Written request → Lines that hold the word "time" should be located and copied.

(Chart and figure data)
════

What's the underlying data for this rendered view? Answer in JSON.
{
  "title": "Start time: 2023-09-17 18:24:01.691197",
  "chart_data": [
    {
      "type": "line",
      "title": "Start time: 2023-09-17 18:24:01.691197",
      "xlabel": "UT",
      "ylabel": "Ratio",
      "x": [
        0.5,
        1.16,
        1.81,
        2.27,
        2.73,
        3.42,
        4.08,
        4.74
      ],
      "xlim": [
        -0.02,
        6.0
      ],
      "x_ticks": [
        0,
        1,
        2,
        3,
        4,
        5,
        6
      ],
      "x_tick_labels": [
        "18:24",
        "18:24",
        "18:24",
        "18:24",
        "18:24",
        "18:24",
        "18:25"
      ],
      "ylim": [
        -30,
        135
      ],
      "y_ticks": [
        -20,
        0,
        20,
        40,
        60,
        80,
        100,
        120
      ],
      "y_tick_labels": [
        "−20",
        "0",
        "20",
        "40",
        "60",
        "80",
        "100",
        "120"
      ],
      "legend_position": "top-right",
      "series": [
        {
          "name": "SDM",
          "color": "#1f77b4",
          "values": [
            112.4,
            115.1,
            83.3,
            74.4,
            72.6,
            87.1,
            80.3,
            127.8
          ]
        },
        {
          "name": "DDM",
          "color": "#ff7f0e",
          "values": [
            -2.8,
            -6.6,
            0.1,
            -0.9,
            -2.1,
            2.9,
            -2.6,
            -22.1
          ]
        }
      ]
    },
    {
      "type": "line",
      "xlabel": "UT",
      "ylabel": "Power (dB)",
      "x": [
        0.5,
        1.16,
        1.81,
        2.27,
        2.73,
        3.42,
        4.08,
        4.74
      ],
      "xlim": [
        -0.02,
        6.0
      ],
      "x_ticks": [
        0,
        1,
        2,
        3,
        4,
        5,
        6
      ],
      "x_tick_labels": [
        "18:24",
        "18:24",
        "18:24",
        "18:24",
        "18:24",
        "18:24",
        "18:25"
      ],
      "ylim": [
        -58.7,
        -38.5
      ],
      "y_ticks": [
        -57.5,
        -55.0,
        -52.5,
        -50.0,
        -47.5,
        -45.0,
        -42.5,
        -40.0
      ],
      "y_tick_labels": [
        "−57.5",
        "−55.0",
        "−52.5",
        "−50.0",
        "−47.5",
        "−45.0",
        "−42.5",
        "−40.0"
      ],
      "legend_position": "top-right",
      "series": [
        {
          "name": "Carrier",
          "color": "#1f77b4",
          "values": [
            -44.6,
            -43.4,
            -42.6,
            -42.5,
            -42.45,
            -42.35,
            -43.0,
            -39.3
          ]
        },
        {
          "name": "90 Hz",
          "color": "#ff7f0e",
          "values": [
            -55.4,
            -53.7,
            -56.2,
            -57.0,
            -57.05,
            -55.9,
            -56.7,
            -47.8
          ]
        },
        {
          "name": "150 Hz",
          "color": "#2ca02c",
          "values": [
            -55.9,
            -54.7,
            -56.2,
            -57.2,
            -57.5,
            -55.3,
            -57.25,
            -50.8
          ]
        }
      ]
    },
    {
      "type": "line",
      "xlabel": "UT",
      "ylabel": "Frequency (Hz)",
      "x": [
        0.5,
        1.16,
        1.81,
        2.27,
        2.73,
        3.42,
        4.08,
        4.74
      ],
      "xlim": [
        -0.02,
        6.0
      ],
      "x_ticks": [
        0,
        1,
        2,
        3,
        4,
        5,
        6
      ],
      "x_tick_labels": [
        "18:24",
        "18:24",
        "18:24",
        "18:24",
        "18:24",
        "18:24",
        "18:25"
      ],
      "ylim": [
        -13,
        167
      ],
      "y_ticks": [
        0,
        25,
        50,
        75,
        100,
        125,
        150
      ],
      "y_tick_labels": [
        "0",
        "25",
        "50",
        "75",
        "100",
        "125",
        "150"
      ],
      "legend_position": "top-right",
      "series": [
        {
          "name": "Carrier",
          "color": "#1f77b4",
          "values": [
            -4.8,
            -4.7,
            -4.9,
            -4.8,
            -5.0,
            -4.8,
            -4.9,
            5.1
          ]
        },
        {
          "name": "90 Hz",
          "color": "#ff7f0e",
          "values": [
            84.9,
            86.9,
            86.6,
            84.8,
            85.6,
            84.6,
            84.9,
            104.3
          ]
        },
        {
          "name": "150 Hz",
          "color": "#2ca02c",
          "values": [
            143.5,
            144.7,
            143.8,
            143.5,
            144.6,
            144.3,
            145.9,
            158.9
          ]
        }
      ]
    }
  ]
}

════

Final result →
  "title": "Start time: 2023-09-17 18:24:01.691197",
      "title": "Start time: 2023-09-17 18:24:01.691197",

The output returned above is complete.